__AIM OF THE TASK__:
Every record must be repeated exactly, with no omission.

__RAW DATA__:
* * * * *

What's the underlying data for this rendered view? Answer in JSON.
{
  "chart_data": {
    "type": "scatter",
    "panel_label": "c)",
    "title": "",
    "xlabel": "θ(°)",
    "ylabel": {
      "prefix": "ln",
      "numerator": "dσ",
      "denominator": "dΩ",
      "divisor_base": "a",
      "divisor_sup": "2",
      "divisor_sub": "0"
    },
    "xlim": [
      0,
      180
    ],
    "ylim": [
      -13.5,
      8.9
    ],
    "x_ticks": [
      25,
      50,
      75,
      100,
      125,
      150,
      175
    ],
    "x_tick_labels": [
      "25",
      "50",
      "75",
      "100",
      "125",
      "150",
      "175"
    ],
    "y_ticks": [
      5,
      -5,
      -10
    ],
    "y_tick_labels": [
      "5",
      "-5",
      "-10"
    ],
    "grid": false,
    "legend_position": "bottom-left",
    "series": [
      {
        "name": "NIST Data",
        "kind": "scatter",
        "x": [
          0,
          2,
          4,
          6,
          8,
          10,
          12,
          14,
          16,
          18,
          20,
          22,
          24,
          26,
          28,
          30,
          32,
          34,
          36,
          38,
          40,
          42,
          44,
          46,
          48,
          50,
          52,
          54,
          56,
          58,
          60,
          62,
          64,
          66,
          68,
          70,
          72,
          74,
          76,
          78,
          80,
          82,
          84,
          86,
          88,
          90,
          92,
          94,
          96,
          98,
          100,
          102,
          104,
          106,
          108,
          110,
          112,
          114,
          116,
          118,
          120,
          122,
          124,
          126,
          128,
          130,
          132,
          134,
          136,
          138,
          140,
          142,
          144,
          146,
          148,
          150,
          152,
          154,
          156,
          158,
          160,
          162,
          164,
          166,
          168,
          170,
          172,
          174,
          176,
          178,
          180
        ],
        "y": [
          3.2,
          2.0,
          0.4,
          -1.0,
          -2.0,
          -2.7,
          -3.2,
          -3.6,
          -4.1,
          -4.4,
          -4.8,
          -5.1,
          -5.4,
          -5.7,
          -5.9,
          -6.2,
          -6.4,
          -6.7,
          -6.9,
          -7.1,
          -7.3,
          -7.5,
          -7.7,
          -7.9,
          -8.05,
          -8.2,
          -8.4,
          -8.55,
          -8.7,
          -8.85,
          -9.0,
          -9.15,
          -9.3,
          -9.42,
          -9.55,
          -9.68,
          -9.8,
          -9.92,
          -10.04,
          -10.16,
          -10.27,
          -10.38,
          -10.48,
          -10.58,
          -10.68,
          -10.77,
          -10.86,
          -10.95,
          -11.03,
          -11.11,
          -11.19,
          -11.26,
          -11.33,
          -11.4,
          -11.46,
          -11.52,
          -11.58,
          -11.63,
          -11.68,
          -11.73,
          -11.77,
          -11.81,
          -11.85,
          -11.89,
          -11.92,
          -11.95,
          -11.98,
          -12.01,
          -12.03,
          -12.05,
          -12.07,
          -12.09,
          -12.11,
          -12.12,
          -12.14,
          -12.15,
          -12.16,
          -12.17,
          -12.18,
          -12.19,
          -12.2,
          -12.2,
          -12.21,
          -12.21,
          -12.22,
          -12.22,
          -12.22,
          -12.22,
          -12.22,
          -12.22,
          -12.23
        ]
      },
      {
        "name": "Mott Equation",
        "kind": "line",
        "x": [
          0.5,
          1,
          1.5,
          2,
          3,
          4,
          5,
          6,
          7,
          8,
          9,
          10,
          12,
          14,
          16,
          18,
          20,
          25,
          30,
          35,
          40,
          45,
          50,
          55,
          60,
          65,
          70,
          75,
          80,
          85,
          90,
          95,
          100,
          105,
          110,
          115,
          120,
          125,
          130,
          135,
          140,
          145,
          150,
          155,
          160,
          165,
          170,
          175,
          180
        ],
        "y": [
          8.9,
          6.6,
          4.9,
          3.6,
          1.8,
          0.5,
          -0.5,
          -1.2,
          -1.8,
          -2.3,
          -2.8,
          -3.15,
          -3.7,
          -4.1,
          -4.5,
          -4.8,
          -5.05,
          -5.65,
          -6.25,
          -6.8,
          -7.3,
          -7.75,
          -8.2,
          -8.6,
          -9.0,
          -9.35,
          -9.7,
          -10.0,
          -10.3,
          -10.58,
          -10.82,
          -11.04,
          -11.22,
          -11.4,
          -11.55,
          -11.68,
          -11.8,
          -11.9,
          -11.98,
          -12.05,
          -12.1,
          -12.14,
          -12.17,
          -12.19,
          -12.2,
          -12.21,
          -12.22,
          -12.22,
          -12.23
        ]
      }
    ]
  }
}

* * * * *

__REPLY TO THE TASK__:
What's the underlying data for this rendered view? Answer in JSON.
{
  "chart_data": {
    "type": "scatter",
    "panel_label": "c)",
    "title": "",
    "xlabel": "θ(°)",
    "ylabel": {
      "prefix": "ln",
      "numerator": "dσ",
      "denominator": "dΩ",
      "divisor_base": "a",
      "divisor_sup": "2",
      "divisor_sub": "0"
    },
    "xlim": [
      0,
      180
    ],
    "ylim": [
      -13.5,
      8.9
    ],
    "x_ticks": [
      25,
      50,
      75,
      100,
      125,
      150,
      175
    ],
    "x_tick_labels": [
      "25",
      "50",
      "75",
      "100",
      "125",
      "150",
      "175"
    ],
    "y_ticks": [
      5,
      -5,
      -10
    ],
    "y_tick_labels": [
      "5",
      "-5",
      "-10"
    ],
    "grid": false,
    "legend_position": "bottom-left",
    "series": [
      {
        "name": "NIST Data",
        "kind": "scatter",
        "x": [
          0,
          2,
          4,
          6,
          8,
          10,
          12,
          14,
          16,
          18,
          20,
          22,
          24,
          26,
          28,
          30,
          32,
          34,
          36,
          38,
          40,
          42,
          44,
          46,
          48,
          50,
          52,
          54,
          56,
          58,
          60,
          62,
          64,
          66,
          68,
          70,
          72,
          74,
          76,
          78,
          80,
          82,
          84,
          86,
          88,
          90,
          92,
          94,
          96,
          98,
          100,
          102,
          104,
          106,
          108,
          110,
          112,
          114,
          116,
          118,
          120,
          122,
          124,
          126,
          128,
          130,
          132,
          134,
          136,
          138,
          140,
          142,
          144,
          146,
          148,
          150,
          152,
          154,
          156,
          158,
          160,
          162,
          164,
          166,
          168,
          170,
          172,
          174,
          176,
          178,
          180
        ],
        "y": [
          3.2,
          2.0,
          0.4,
          -1.0,
          -2.0,
          -2.7,
          -3.2,
          -3.6,
          -4.1,
          -4.4,
          -4.8,
          -5.1,
          -5.4,
          -5.7,
          -5.9,
          -6.2,
          -6.4,
          -6.7,
          -6.9,
          -7.1,
          -7.3,
          -7.5,
          -7.7,
          -7.9,
          -8.05,
          -8.2,
          -8.4,
          -8.55,
          -8.7,
          -8.85,
          -9.0,
          -9.15,
          -9.3,
          -9.42,
          -9.55,
          -9.68,
          -9.8,
          -9.92,
          -10.04,
          -10.16,
          -10.27,
          -10.38,
          -10.48,
          -10.58,
          -10.68,
          -10.77,
          -10.86,
          -10.95,
          -11.03,
          -11.11,
          -11.19,
          -11.26,
          -11.33,
          -11.4,
          -11.46,
          -11.52,
          -11.58,
          -11.63,
          -11.68,
          -11.73,
          -11.77,
          -11.81,
          -11.85,
          -11.89,
          -11.92,
          -11.95,
          -11.98,
          -12.01,
          -12.03,
          -12.05,
          -12.07,
          -12.09,
          -12.11,
          -12.12,
          -12.14,
          -12.15,
          -12.16,
          -12.17,
          -12.18,
          -12.19,
          -12.2,
          -12.2,
          -12.21,
          -12.21,
          -12.22,
          -12.22,
          -12.22,
          -12.22,
          -12.22,
          -12.22,
          -12.23
        ]
      },
      {
        "name": "Mott Equation",
        "kind": "line",
        "x": [
          0.5,
          1,
          1.5,
          2,
          3,
          4,
          5,
          6,
          7,
          8,
          9,
          10,
          12,
          14,
          16,
          18,
          20,
          25,
          30,
          35,
          40,
          45,
          50,
          55,
          60,
          65,
          70,
          75,
          80,
          85,
          90,
          95,
          100,
          105,
          110,
          115,
          120,
          125,
          130,
          135,
          140,
          145,
          150,
          155,
          160,
          165,
          170,
          175,
          180
        ],
        "y": [
          8.9,
          6.6,
          4.9,
          3.6,
          1.8,
          0.5,
          -0.5,
          -1.2,
          -1.8,
          -2.3,
          -2.8,
          -3.15,
          -3.7,
          -4.1,
          -4.5,
          -4.8,
          -5.05,
          -5.65,
          -6.25,
          -6.8,
          -7.3,
          -7.75,
          -8.2,
          -8.6,
          -9.0,
          -9.35,
          -9.7,
          -10.0,
          -10.3,
          -10.58,
          -10.82,
          -11.04,
          -11.22,
          -11.4,
          -11.55,
          -11.68,
          -11.8,
          -11.9,
          -11.98,
          -12.05,
          -12.1,
          -12.14,
          -12.17,
          -12.19,
          -12.2,
          -12.21,
          -12.22,
          -12.22,
          -12.23
        ]
      }
    ]
  }
}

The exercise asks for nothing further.